THE EXERCISE »
Look through the lines below and extract any with the word "success".

TASK DATA »
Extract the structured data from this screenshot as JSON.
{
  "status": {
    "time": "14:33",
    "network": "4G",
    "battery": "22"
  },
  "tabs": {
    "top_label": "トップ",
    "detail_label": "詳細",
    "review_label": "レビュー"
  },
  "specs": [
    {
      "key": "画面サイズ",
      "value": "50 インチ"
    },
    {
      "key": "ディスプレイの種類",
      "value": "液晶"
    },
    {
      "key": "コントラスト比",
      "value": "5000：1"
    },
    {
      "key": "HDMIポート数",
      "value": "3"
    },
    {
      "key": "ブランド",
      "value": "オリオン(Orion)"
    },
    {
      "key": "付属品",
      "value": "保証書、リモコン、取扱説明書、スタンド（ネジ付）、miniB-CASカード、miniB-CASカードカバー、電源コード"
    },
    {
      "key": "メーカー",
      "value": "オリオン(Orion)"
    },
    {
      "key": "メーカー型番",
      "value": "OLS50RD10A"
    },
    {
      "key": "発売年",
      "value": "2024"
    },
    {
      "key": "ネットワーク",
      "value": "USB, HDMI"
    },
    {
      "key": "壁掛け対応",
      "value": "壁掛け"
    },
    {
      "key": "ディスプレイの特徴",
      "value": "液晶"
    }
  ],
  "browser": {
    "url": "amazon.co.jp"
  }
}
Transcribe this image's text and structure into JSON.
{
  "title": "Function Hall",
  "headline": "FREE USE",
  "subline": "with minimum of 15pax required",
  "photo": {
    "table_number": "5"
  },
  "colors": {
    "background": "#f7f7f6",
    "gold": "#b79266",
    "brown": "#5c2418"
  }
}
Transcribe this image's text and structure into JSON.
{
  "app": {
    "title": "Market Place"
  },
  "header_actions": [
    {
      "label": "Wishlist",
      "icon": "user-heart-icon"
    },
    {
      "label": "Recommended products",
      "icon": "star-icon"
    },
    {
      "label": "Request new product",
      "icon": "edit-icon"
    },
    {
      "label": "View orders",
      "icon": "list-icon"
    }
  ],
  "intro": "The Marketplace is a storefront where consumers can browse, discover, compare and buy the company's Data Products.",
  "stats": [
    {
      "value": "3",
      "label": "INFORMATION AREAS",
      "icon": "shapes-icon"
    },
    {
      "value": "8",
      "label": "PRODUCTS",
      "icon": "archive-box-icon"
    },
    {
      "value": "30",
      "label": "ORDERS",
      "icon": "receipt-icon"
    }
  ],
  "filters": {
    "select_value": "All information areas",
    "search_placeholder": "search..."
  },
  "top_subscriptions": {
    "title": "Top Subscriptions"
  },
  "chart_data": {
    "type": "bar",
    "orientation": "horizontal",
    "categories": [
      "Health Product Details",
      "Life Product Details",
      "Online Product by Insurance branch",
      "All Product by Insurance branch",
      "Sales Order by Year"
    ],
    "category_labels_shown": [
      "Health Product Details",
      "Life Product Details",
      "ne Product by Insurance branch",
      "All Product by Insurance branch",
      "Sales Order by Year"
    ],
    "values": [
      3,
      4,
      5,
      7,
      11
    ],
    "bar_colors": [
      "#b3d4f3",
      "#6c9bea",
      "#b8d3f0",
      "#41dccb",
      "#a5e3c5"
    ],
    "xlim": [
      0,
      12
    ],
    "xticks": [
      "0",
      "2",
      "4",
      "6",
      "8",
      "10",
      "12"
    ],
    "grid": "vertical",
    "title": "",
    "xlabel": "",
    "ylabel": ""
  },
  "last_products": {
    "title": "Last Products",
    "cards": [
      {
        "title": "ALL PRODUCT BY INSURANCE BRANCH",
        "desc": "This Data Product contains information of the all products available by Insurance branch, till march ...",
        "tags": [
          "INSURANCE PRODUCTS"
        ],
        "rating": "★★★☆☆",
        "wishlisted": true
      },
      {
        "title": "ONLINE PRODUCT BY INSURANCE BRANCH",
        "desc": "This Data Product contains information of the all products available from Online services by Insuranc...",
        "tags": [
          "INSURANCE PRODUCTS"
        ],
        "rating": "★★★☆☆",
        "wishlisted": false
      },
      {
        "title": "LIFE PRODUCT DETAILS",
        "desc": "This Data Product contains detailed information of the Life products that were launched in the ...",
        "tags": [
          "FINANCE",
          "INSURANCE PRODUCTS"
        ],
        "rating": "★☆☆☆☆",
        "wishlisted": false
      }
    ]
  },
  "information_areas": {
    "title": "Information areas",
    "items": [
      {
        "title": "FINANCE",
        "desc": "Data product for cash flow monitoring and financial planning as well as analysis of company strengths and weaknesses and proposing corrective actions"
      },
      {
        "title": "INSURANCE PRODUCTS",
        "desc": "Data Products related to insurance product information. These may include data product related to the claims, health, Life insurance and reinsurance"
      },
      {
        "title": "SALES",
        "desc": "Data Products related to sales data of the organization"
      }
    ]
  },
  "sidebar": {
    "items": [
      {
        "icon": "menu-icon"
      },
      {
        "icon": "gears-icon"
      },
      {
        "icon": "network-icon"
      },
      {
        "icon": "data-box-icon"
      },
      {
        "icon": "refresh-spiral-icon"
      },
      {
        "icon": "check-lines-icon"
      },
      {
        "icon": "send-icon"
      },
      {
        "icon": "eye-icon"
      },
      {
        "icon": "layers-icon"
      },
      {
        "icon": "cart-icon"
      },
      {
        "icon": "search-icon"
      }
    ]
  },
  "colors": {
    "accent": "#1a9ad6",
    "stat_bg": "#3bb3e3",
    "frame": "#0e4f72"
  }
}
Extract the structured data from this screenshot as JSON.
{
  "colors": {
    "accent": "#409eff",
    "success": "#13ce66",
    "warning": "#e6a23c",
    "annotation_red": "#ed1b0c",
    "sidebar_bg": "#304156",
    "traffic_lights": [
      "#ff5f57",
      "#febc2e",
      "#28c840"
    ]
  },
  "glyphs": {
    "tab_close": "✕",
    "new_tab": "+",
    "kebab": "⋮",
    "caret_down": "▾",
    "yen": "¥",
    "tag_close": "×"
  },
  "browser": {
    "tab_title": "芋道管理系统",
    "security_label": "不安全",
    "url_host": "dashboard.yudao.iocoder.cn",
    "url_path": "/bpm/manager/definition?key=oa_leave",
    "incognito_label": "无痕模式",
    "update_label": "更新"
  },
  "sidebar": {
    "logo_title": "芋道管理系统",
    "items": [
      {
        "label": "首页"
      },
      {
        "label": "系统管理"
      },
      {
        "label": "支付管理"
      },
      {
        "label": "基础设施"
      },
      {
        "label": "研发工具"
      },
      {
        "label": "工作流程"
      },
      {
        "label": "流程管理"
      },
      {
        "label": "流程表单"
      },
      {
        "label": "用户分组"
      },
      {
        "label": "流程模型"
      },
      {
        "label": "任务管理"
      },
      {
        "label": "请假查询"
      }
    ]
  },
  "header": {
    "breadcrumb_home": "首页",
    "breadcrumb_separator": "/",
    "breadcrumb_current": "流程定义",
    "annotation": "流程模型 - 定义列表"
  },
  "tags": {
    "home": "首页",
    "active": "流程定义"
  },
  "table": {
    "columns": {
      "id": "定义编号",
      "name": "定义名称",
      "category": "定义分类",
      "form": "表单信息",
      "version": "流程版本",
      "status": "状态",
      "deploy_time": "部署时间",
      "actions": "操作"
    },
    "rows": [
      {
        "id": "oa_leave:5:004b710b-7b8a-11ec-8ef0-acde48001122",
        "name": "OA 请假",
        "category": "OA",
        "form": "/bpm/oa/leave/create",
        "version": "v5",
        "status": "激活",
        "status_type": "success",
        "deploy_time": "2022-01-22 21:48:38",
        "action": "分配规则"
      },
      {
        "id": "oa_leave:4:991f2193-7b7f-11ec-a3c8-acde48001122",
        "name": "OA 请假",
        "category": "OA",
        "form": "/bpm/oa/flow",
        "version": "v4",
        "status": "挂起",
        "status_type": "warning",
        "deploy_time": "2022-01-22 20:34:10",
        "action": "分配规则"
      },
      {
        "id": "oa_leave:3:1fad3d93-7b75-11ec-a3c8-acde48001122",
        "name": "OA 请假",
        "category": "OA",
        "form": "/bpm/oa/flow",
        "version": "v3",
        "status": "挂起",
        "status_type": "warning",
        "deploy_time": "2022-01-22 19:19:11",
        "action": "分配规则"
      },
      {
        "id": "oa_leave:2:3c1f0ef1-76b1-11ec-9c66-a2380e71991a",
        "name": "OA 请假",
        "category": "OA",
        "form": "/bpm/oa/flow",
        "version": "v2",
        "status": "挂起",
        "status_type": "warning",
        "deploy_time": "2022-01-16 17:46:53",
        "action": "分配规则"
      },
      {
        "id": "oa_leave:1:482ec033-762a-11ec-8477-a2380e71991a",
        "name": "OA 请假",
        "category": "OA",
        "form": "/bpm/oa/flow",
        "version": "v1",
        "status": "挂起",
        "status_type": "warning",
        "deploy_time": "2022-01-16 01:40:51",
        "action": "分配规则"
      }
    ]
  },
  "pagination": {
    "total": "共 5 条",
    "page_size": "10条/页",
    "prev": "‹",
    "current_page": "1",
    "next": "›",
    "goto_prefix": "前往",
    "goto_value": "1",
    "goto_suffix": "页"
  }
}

WORKED ANSWER »
    "success": "#13ce66",
        "status_type": "success",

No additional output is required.